## WRITTEN EXERCISE:
Pull every line of the entries that has the word "page".

──────── RECORDS PROVIDED ────────

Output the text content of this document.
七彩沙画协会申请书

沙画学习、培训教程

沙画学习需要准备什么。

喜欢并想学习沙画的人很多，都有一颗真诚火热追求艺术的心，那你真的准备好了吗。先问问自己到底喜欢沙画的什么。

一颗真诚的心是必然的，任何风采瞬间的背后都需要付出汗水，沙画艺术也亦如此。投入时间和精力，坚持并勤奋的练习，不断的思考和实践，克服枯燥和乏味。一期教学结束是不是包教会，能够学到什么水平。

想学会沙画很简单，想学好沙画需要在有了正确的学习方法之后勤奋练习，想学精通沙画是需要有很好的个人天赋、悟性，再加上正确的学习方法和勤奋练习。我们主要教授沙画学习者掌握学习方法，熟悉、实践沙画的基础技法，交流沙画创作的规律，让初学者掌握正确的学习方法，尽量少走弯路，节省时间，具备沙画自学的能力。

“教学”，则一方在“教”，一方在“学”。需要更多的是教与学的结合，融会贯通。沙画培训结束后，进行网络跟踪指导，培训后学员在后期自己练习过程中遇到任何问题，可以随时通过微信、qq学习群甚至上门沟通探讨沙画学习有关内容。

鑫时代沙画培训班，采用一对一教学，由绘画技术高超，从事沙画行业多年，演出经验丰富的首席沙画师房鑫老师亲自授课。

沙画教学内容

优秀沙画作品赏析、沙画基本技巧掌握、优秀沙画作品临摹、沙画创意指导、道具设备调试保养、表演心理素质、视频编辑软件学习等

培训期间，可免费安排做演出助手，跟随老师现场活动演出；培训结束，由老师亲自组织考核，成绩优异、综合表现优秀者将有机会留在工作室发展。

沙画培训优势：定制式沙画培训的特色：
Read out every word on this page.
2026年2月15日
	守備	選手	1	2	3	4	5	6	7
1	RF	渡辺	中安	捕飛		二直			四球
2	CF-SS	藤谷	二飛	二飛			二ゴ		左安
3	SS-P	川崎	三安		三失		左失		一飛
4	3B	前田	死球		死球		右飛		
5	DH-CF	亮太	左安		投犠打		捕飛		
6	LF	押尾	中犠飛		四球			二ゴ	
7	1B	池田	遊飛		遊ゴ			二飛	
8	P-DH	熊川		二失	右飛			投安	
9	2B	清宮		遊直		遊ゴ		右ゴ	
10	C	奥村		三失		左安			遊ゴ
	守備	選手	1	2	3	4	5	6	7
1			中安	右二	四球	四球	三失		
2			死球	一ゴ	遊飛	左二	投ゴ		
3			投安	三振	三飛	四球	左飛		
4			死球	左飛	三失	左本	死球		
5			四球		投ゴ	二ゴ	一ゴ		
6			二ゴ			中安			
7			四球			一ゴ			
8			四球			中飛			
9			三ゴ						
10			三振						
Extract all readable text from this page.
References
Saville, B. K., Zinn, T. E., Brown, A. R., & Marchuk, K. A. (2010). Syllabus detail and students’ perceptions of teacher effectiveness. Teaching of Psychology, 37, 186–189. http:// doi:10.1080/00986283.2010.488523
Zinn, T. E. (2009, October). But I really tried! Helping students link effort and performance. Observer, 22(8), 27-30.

────────

## ANSWER TO THIS EXERCISE:
Read out every word on this page.
Extract all readable text from this page.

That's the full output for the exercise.